Job:
Search the material below for the word "يادة" and copy every line in which it occurs.

[Data entries]
____________________

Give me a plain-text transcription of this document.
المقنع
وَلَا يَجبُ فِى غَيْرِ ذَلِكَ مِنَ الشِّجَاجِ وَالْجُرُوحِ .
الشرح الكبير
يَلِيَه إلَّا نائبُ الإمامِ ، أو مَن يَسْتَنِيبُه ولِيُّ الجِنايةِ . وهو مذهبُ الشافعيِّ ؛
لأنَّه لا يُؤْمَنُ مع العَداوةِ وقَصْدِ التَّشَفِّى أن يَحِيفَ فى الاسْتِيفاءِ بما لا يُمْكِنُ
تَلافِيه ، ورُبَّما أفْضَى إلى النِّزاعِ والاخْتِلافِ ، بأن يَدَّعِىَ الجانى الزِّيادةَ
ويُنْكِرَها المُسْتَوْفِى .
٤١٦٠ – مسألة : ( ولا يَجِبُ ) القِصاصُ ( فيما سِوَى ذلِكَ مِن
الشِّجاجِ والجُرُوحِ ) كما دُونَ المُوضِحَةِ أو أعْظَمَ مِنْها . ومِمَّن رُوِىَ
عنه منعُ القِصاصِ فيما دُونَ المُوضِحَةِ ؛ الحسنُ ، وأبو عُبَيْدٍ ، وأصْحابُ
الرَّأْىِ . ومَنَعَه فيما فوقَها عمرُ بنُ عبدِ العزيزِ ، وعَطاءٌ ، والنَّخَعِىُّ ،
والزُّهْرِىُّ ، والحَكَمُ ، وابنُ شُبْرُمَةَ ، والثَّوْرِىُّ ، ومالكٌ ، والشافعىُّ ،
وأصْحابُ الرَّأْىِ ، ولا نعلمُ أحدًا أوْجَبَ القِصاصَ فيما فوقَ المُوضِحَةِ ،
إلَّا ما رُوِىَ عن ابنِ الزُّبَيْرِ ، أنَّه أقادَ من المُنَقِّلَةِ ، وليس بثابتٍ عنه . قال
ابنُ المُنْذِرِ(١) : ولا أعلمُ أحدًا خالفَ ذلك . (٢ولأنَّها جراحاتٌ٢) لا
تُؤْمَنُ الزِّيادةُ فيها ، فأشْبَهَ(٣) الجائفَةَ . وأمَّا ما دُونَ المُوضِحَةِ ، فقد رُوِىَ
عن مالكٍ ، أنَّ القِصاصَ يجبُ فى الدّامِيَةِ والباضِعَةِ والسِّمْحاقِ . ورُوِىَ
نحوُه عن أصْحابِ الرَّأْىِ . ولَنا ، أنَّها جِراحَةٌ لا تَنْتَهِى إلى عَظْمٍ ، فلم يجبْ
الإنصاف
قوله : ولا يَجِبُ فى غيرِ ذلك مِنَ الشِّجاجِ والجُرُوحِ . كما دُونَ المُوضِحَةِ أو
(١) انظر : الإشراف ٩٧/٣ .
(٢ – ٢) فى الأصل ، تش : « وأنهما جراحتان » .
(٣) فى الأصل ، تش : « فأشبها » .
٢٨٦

____________________

Finished exercise:
تَلافِيه ، ورُبَّما أفْضَى إلى النِّزاعِ والاخْتِلافِ ، بأن يَدَّعِىَ الجانى الزِّيادةَ
تُؤْمَنُ الزِّيادةُ فيها ، فأشْبَهَ(٣) الجائفَةَ . وأمَّا ما دُونَ المُوضِحَةِ ، فقد رُوِىَ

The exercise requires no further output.